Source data
══════════

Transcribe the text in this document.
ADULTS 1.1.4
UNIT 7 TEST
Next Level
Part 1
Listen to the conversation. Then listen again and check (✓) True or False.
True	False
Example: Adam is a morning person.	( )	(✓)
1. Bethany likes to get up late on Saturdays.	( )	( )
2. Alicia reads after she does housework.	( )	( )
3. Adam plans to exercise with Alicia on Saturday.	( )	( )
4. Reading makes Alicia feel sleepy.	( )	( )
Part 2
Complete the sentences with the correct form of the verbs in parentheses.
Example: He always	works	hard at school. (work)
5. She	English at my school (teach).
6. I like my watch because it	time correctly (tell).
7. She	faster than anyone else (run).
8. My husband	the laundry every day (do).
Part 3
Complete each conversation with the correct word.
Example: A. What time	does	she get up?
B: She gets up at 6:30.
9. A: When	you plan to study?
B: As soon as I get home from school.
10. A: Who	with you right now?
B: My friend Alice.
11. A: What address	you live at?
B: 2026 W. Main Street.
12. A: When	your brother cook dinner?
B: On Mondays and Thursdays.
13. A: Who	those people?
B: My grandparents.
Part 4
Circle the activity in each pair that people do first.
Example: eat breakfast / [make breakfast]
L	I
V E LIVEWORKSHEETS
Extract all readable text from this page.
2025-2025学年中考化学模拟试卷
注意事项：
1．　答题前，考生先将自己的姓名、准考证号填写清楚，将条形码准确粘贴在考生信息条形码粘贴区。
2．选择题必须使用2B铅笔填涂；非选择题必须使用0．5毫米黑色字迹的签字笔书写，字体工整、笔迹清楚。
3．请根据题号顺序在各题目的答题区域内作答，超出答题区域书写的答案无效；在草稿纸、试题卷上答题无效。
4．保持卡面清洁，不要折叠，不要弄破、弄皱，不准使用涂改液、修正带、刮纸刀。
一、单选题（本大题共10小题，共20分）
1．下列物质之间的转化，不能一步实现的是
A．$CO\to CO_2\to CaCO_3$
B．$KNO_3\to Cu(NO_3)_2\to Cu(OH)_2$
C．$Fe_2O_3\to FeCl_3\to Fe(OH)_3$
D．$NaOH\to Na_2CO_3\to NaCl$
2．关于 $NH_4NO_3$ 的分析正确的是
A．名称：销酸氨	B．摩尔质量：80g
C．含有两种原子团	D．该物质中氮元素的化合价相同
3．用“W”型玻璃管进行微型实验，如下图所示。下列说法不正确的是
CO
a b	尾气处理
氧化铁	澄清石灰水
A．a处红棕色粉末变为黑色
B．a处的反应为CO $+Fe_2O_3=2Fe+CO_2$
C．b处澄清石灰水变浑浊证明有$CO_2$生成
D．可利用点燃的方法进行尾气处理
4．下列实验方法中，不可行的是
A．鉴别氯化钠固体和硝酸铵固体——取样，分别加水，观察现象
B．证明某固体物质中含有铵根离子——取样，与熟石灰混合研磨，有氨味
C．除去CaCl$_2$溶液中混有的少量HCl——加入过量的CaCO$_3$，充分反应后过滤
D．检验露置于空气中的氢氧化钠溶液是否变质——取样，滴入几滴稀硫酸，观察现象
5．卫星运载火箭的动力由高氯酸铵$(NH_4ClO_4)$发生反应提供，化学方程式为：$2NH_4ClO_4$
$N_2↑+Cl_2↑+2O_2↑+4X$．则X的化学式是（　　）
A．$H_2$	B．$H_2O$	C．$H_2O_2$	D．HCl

══════════

What the task requires
All of the entries should be written out again exactly.

Answer to this exercise
Transcribe the text in this document.
ADULTS 1.1.4
UNIT 7 TEST
Next Level
Part 1
Listen to the conversation. Then listen again and check (✓) True or False.
True	False
Example: Adam is a morning person.	( )	(✓)
1. Bethany likes to get up late on Saturdays.	( )	( )
2. Alicia reads after she does housework.	( )	( )
3. Adam plans to exercise with Alicia on Saturday.	( )	( )
4. Reading makes Alicia feel sleepy.	( )	( )
Part 2
Complete the sentences with the correct form of the verbs in parentheses.
Example: He always	works	hard at school. (work)
5. She	English at my school (teach).
6. I like my watch because it	time correctly (tell).
7. She	faster than anyone else (run).
8. My husband	the laundry every day (do).
Part 3
Complete each conversation with the correct word.
Example: A. What time	does	she get up?
B: She gets up at 6:30.
9. A: When	you plan to study?
B: As soon as I get home from school.
10. A: Who	with you right now?
B: My friend Alice.
11. A: What address	you live at?
B: 2026 W. Main Street.
12. A: When	your brother cook dinner?
B: On Mondays and Thursdays.
13. A: Who	those people?
B: My grandparents.
Part 4
Circle the activity in each pair that people do first.
Example: eat breakfast / [make breakfast]
L	I
V E LIVEWORKSHEETS
Extract all readable text from this page.
2025-2025学年中考化学模拟试卷
注意事项：
1．　答题前，考生先将自己的姓名、准考证号填写清楚，将条形码准确粘贴在考生信息条形码粘贴区。
2．选择题必须使用2B铅笔填涂；非选择题必须使用0．5毫米黑色字迹的签字笔书写，字体工整、笔迹清楚。
3．请根据题号顺序在各题目的答题区域内作答，超出答题区域书写的答案无效；在草稿纸、试题卷上答题无效。
4．保持卡面清洁，不要折叠，不要弄破、弄皱，不准使用涂改液、修正带、刮纸刀。
一、单选题（本大题共10小题，共20分）
1．下列物质之间的转化，不能一步实现的是
A．$CO\to CO_2\to CaCO_3$
B．$KNO_3\to Cu(NO_3)_2\to Cu(OH)_2$
C．$Fe_2O_3\to FeCl_3\to Fe(OH)_3$
D．$NaOH\to Na_2CO_3\to NaCl$
2．关于 $NH_4NO_3$ 的分析正确的是
A．名称：销酸氨	B．摩尔质量：80g
C．含有两种原子团	D．该物质中氮元素的化合价相同
3．用“W”型玻璃管进行微型实验，如下图所示。下列说法不正确的是
CO
a b	尾气处理
氧化铁	澄清石灰水
A．a处红棕色粉末变为黑色
B．a处的反应为CO $+Fe_2O_3=2Fe+CO_2$
C．b处澄清石灰水变浑浊证明有$CO_2$生成
D．可利用点燃的方法进行尾气处理
4．下列实验方法中，不可行的是
A．鉴别氯化钠固体和硝酸铵固体——取样，分别加水，观察现象
B．证明某固体物质中含有铵根离子——取样，与熟石灰混合研磨，有氨味
C．除去CaCl$_2$溶液中混有的少量HCl——加入过量的CaCO$_3$，充分反应后过滤
D．检验露置于空气中的氢氧化钠溶液是否变质——取样，滴入几滴稀硫酸，观察现象
5．卫星运载火箭的动力由高氯酸铵$(NH_4ClO_4)$发生反应提供，化学方程式为：$2NH_4ClO_4$
$N_2↑+Cl_2↑+2O_2↑+4X$．则X的化学式是（　　）
A．$H_2$	B．$H_2O$	C．$H_2O_2$	D．HCl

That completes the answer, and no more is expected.